» TASK DETAILS:
Report, word for word, every line of the material that contains "business".

» DATA SHOWN:
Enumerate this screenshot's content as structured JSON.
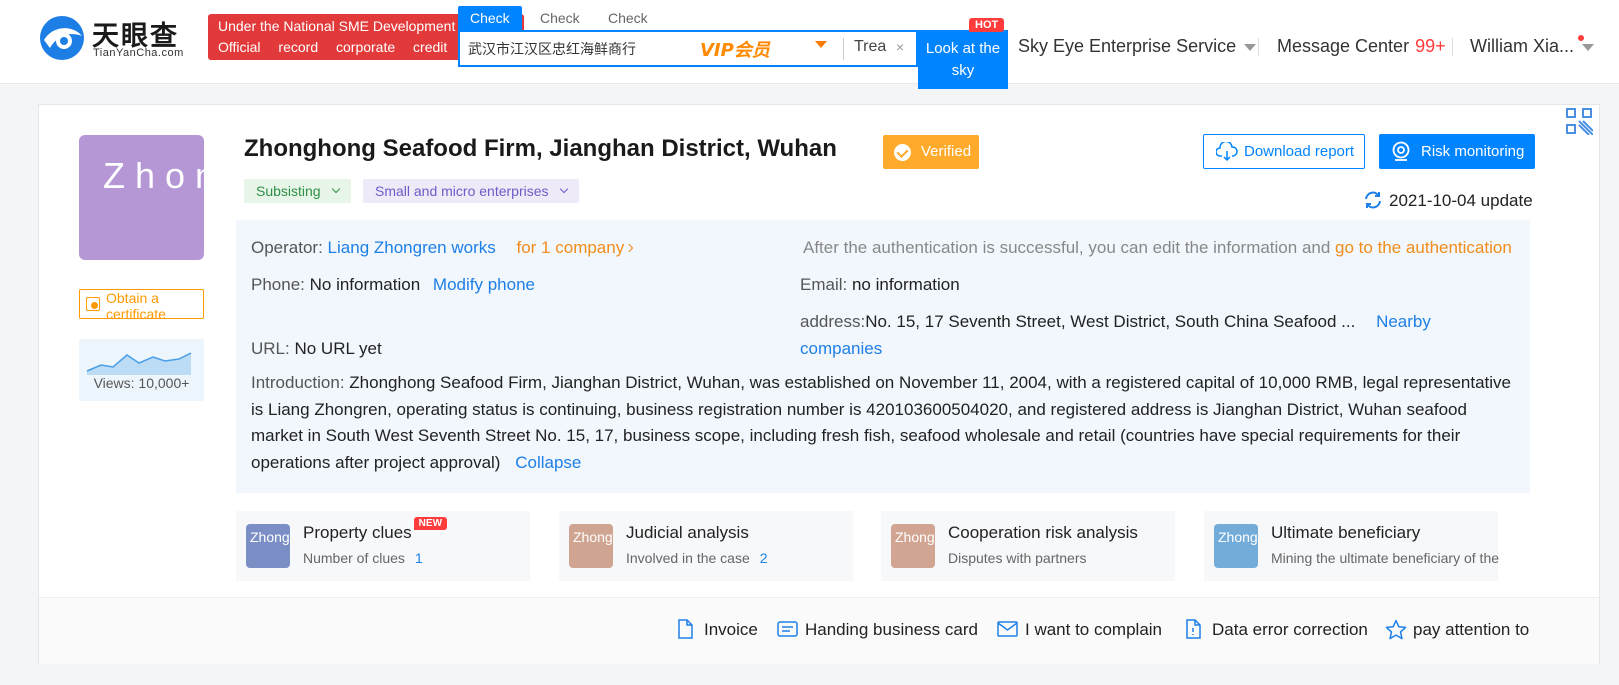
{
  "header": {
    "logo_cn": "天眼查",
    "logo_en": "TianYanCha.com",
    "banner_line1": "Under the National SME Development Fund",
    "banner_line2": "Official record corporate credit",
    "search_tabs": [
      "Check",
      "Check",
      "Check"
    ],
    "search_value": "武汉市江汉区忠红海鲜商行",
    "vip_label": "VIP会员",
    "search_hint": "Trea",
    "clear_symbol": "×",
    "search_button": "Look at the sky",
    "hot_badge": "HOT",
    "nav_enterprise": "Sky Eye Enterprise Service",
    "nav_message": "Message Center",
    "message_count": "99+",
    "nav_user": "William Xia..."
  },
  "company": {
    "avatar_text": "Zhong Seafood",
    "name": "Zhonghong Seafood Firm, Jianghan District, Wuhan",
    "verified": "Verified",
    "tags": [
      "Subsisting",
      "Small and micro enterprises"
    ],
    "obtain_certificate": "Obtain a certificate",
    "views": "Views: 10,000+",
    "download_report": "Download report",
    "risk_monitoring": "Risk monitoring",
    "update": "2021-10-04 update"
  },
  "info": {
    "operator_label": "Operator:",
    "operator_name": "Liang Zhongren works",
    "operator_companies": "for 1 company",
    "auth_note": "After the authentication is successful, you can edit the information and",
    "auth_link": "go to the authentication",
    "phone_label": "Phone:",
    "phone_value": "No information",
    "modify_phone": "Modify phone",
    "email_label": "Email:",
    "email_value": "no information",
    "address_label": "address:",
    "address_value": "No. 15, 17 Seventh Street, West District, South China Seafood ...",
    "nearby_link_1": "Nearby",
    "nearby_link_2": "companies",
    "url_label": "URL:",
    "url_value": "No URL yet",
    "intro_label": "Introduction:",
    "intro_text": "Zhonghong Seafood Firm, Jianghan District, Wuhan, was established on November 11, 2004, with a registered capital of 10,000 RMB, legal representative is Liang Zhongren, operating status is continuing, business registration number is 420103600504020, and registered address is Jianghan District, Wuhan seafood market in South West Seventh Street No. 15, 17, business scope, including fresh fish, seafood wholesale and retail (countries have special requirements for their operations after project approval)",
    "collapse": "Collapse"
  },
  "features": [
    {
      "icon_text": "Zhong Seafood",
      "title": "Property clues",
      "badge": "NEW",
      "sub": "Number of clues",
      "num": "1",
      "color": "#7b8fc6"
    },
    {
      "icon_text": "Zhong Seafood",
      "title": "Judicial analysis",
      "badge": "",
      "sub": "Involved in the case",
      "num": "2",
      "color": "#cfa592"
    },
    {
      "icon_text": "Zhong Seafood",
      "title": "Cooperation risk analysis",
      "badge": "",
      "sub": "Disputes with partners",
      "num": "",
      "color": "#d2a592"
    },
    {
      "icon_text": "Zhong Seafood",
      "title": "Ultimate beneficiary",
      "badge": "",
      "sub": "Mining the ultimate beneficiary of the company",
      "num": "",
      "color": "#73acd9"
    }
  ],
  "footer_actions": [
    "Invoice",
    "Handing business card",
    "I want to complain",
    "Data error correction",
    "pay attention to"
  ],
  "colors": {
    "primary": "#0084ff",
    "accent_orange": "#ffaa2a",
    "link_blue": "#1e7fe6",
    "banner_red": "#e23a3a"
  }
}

» REPLY TO THE EXERCISE:
    "intro_text": "Zhonghong Seafood Firm, Jianghan District, Wuhan, was established on November 11, 2004, with a registered capital of 10,000 RMB, legal representative is Liang Zhongren, operating status is continuing, business registration number is 420103600504020, and registered address is Jianghan District, Wuhan seafood market in South West Seventh Street No. 15, 17, business scope, including fresh fish, seafood wholesale and retail (countries have special requirements for their operations after project approval)",
    "Handing business card",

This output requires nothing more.